#### [Brief]
Look through the data below. Show each line where the string "specified" occurs.

#### [Supplied information]
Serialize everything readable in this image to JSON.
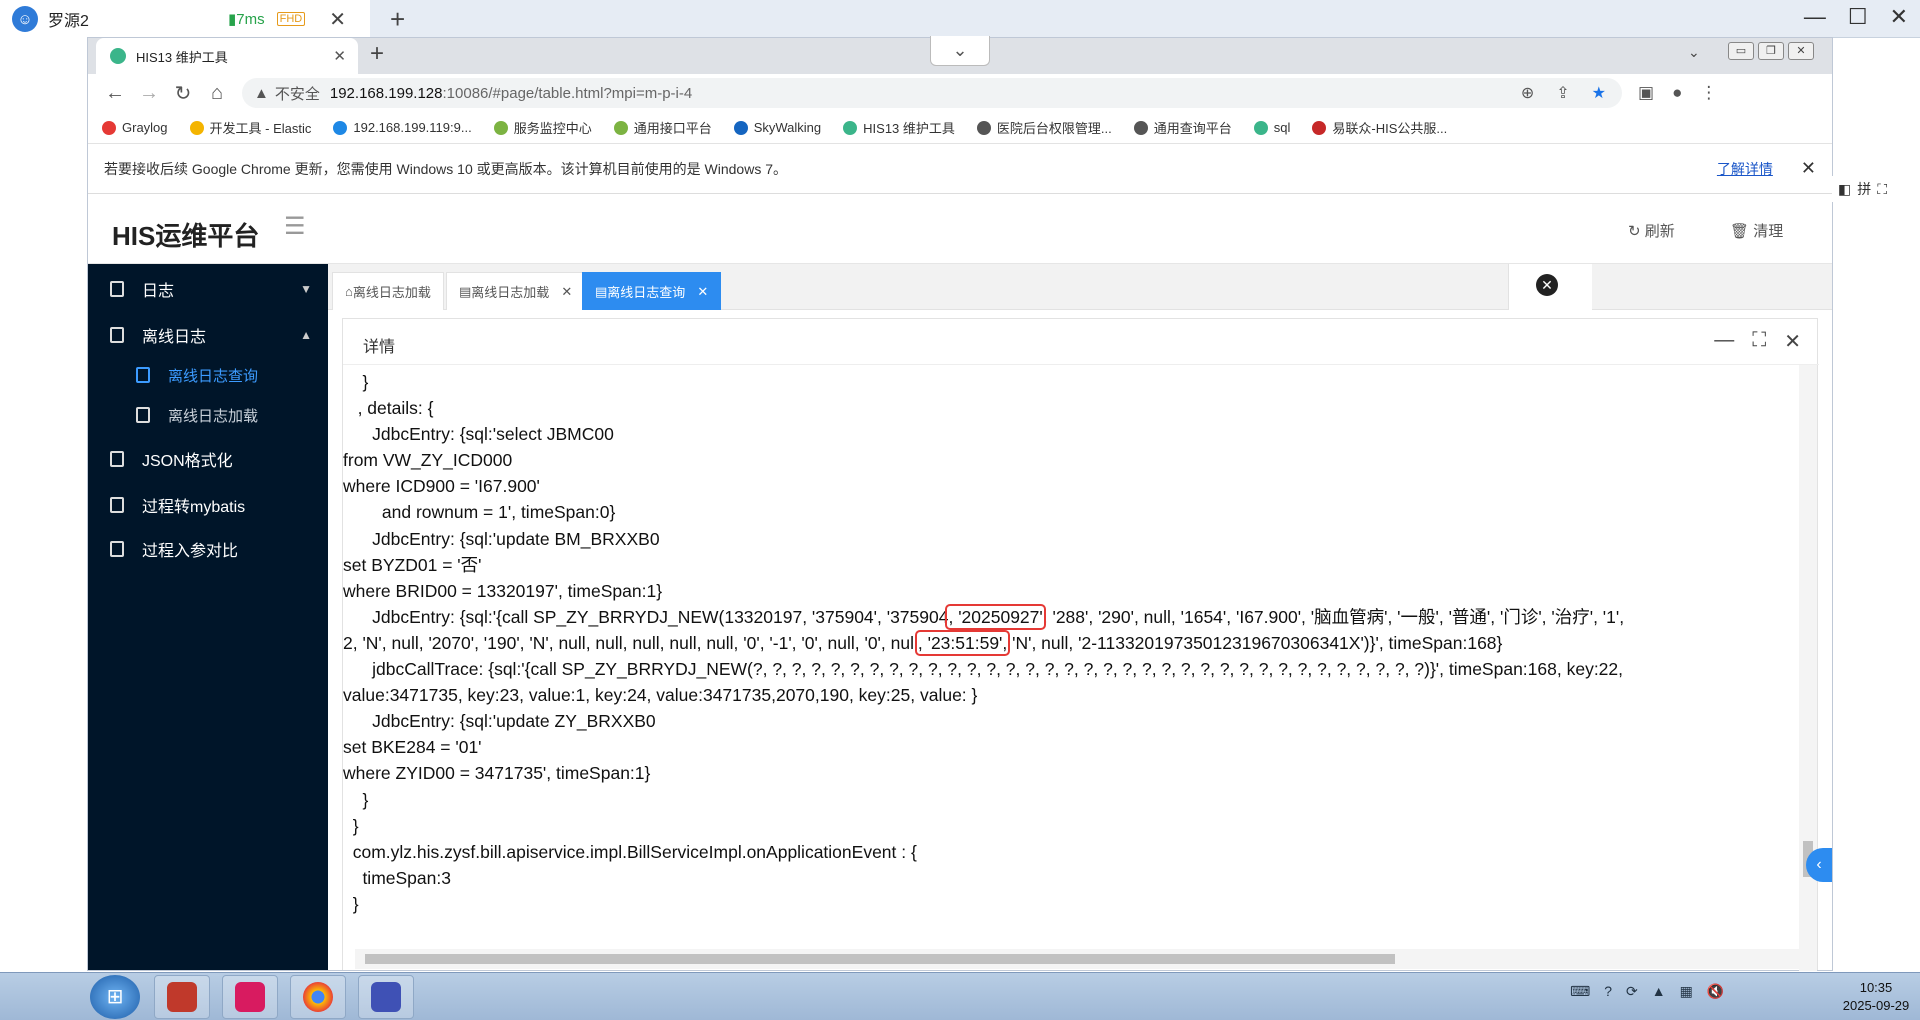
{
  "remote": {
    "title": "罗源2",
    "ping": "7ms",
    "quality": "FHD"
  },
  "browser": {
    "tab_title": "HIS13 维护工具",
    "not_secure": "不安全",
    "url_host": "192.168.199.128",
    "url_rest": ":10086/#page/table.html?mpi=m-p-i-4",
    "bookmarks": [
      "Graylog",
      "开发工具 - Elastic",
      "192.168.199.119:9...",
      "服务监控中心",
      "通用接口平台",
      "SkyWalking",
      "HIS13 维护工具",
      "医院后台权限管理...",
      "通用查询平台",
      "sql",
      "易联众-HIS公共服..."
    ],
    "infobar_text": "若要接收后续 Google Chrome 更新，您需使用 Windows 10 或更高版本。该计算机目前使用的是 Windows 7。",
    "infobar_link": "了解详情"
  },
  "app": {
    "title": "HIS运维平台",
    "refresh": "刷新",
    "clear": "清理"
  },
  "sidebar": {
    "items": [
      {
        "label": "日志"
      },
      {
        "label": "离线日志"
      },
      {
        "label": "离线日志查询"
      },
      {
        "label": "离线日志加载"
      },
      {
        "label": "JSON格式化"
      },
      {
        "label": "过程转mybatis"
      },
      {
        "label": "过程入参对比"
      }
    ]
  },
  "tabs": [
    "离线日志加载",
    "离线日志加载",
    "离线日志查询"
  ],
  "detail": {
    "title": "详情"
  },
  "code": {
    "l01": "    }",
    "l02": "   , details: {",
    "l03": "      JdbcEntry: {sql:'select JBMC00",
    "l04": "from VW_ZY_ICD000",
    "l05": "where ICD900 = 'I67.900'",
    "l06": "        and rownum = 1', timeSpan:0}",
    "l07": "      JdbcEntry: {sql:'update BM_BRXXB0",
    "l08": "set BYZD01 = '否'",
    "l09": "where BRID00 = 13320197', timeSpan:1}",
    "l10a": "      JdbcEntry: {sql:'{call SP_ZY_BRRYDJ_NEW(13320197, '375904', '375904",
    "l10hl": ", '20250927'",
    "l10b": ", '288', '290', null, '1654', 'I67.900', '脑血管病', '一般', '普通', '门诊', '治疗', '1',",
    "l11a": "2, 'N', null, '2070', '190', 'N', null, null, null, null, null, '0', '-1', '0', null, '0', null",
    "l11hl": ", '23:51:59',",
    "l11b": " 'N', null, '2-1133201973501231967030634​1X')}', timeSpan:168}",
    "l12": "      jdbcCallTrace: {sql:'{call SP_ZY_BRRYDJ_NEW(?, ?, ?, ?, ?, ?, ?, ?, ?, ?, ?, ?, ?, ?, ?, ?, ?, ?, ?, ?, ?, ?, ?, ?, ?, ?, ?, ?, ?, ?, ?, ?, ?, ?, ?)}', timeSpan:168, key:22,",
    "l13": "value:3471735, key:23, value:1, key:24, value:3471735,2070,190, key:25, value: }",
    "l14": "      JdbcEntry: {sql:'update ZY_BRXXB0",
    "l15": "set BKE284 = '01'",
    "l16": "where ZYID00 = 3471735', timeSpan:1}",
    "l17": "    }",
    "l18": "  }",
    "l19": "  com.ylz.his.zysf.bill.apiservice.impl.BillServiceImpl.onApplicationEvent : {",
    "l20": "    timeSpan:3",
    "l21": "  }"
  },
  "taskbar": {
    "time": "10:35",
    "date": "2025-09-29"
  }
}
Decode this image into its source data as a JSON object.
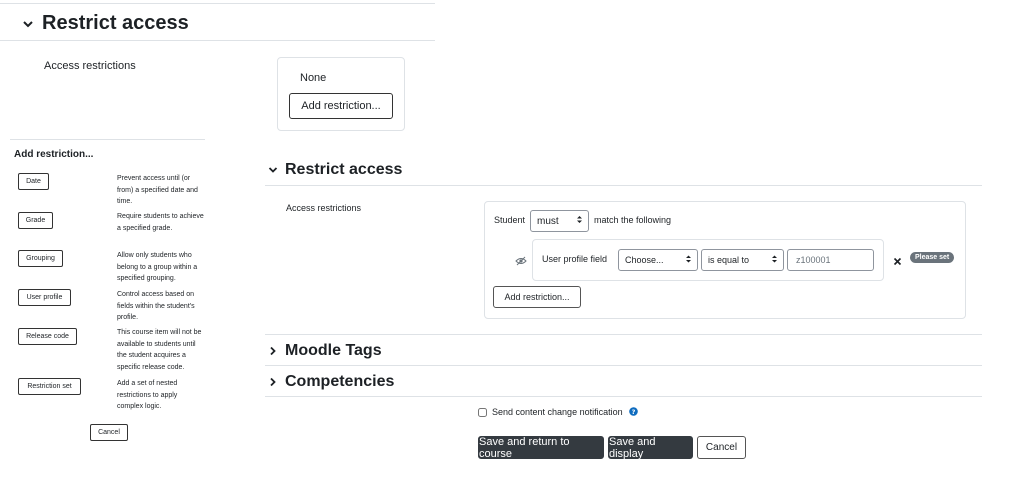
{
  "top_section": {
    "title": "Restrict access",
    "label": "Access restrictions",
    "none_text": "None",
    "add_button": "Add restriction..."
  },
  "dialog": {
    "title": "Add restriction...",
    "items": [
      {
        "button": "Date",
        "desc": "Prevent access until (or from) a specified date and time."
      },
      {
        "button": "Grade",
        "desc": "Require students to achieve a specified grade."
      },
      {
        "button": "Grouping",
        "desc": "Allow only students who belong to a group within a specified grouping."
      },
      {
        "button": "User profile",
        "desc": "Control access based on fields within the student's profile."
      },
      {
        "button": "Release code",
        "desc": "This course item will not be available to students until the student acquires a specific release code."
      },
      {
        "button": "Restriction set",
        "desc": "Add a set of nested restrictions to apply complex logic."
      }
    ],
    "cancel": "Cancel"
  },
  "main_section": {
    "title": "Restrict access",
    "label": "Access restrictions",
    "student_label": "Student",
    "must_select": "must",
    "match_text": "match the following",
    "condition": {
      "field_label": "User profile field",
      "field_select": "Choose...",
      "operator_select": "is equal to",
      "value_input": "z100001",
      "badge": "Please set"
    },
    "add_button": "Add restriction..."
  },
  "collapsed_sections": [
    {
      "title": "Moodle Tags"
    },
    {
      "title": "Competencies"
    }
  ],
  "notification": {
    "label": "Send content change notification"
  },
  "footer": {
    "save_return": "Save and return to course",
    "save_display": "Save and display",
    "cancel": "Cancel"
  },
  "colors": {
    "dark_button": "#343a40",
    "badge": "#6a737b",
    "help_icon": "#0f6cbf",
    "border": "#dee2e6"
  }
}
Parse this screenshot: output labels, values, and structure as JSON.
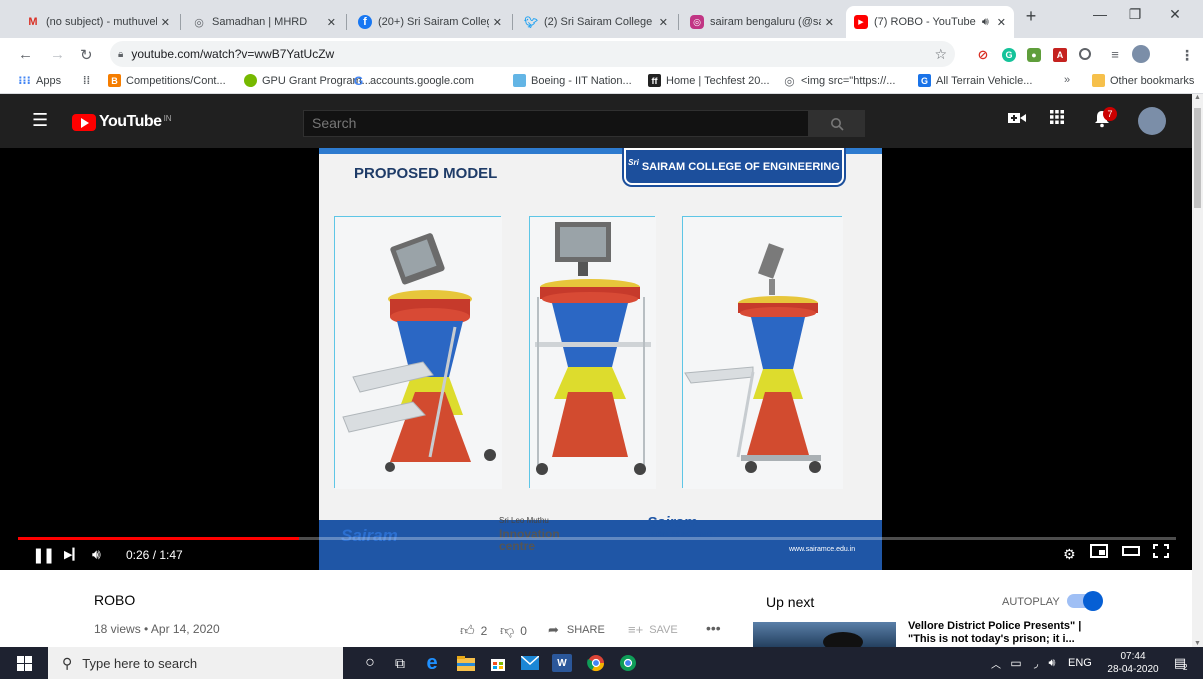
{
  "tabs": [
    {
      "label": "(no subject) - muthuvel",
      "icon": "gmail-icon",
      "color": "#d93025",
      "glyph": "M"
    },
    {
      "label": "Samadhan | MHRD",
      "icon": "globe-icon",
      "color": "#5f6368",
      "glyph": "◎"
    },
    {
      "label": "(20+) Sri Sairam College",
      "icon": "facebook-icon",
      "color": "#1877f2",
      "glyph": "f"
    },
    {
      "label": "(2) Sri Sairam College o",
      "icon": "twitter-icon",
      "color": "#1da1f2",
      "glyph": "♥"
    },
    {
      "label": "sairam bengaluru (@sai",
      "icon": "instagram-icon",
      "color": "#c13584",
      "glyph": "◉"
    },
    {
      "label": "(7) ROBO - YouTube",
      "icon": "youtube-icon",
      "color": "#ff0000",
      "glyph": "▶"
    }
  ],
  "address": {
    "url": "youtube.com/watch?v=wwB7YatUcZw"
  },
  "bookmarks": [
    {
      "label": "Apps",
      "icon": "apps-grid-icon",
      "color": "#4285f4"
    },
    {
      "label": "",
      "icon": "dots-grid-icon",
      "color": "#5f6368"
    },
    {
      "label": "Competitions/Cont...",
      "icon": "blogger-icon",
      "color": "#f57d00"
    },
    {
      "label": "GPU Grant Program...",
      "icon": "nvidia-icon",
      "color": "#76b900"
    },
    {
      "label": "accounts.google.com",
      "icon": "google-icon",
      "color": "#4285f4"
    },
    {
      "label": "Boeing - IIT Nation...",
      "icon": "boeing-icon",
      "color": "#63b5e5"
    },
    {
      "label": "Home | Techfest 20...",
      "icon": "techfest-icon",
      "color": "#222222"
    },
    {
      "label": "<img src=\"https://...",
      "icon": "globe-icon",
      "color": "#5f6368"
    },
    {
      "label": "All Terrain Vehicle...",
      "icon": "site-icon",
      "color": "#1a73e8"
    },
    {
      "label": "Other bookmarks",
      "icon": "folder-icon",
      "color": "#f6c04b"
    }
  ],
  "youtube": {
    "logo": "YouTube",
    "country": "IN",
    "search_placeholder": "Search",
    "notification_count": "7"
  },
  "slide": {
    "title": "PROPOSED MODEL",
    "badge": "SAIRAM COLLEGE OF ENGINEERING",
    "badge_prefix": "Sri",
    "footer_left": "Sairam",
    "footer_mid_top": "Sri Leo Muthu",
    "footer_mid": "Innovation centre",
    "footer_right": "Sairam",
    "footer_right_sub": "BUSINESS INCUBATOR",
    "website": "www.sairamce.edu.in"
  },
  "player": {
    "time": "0:26 / 1:47",
    "progress": 0.243
  },
  "video": {
    "title": "ROBO",
    "meta": "18 views • Apr 14, 2020",
    "likes": "2",
    "dislikes": "0",
    "share": "SHARE",
    "save": "SAVE",
    "up_next": "Up next",
    "autoplay": "AUTOPLAY",
    "next_title": "Vellore District Police Presents\" | \"This is not today's prison; it i..."
  },
  "taskbar": {
    "search_placeholder": "Type here to search",
    "lang": "ENG",
    "time": "07:44",
    "date": "28-04-2020",
    "notif": "2"
  }
}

#### [Output for this task]
        "desc": "Prevent access until (or from) a specified date and time."
        "desc": "Require students to achieve a specified grade."
        "desc": "Allow only students who belong to a group within a specified grouping."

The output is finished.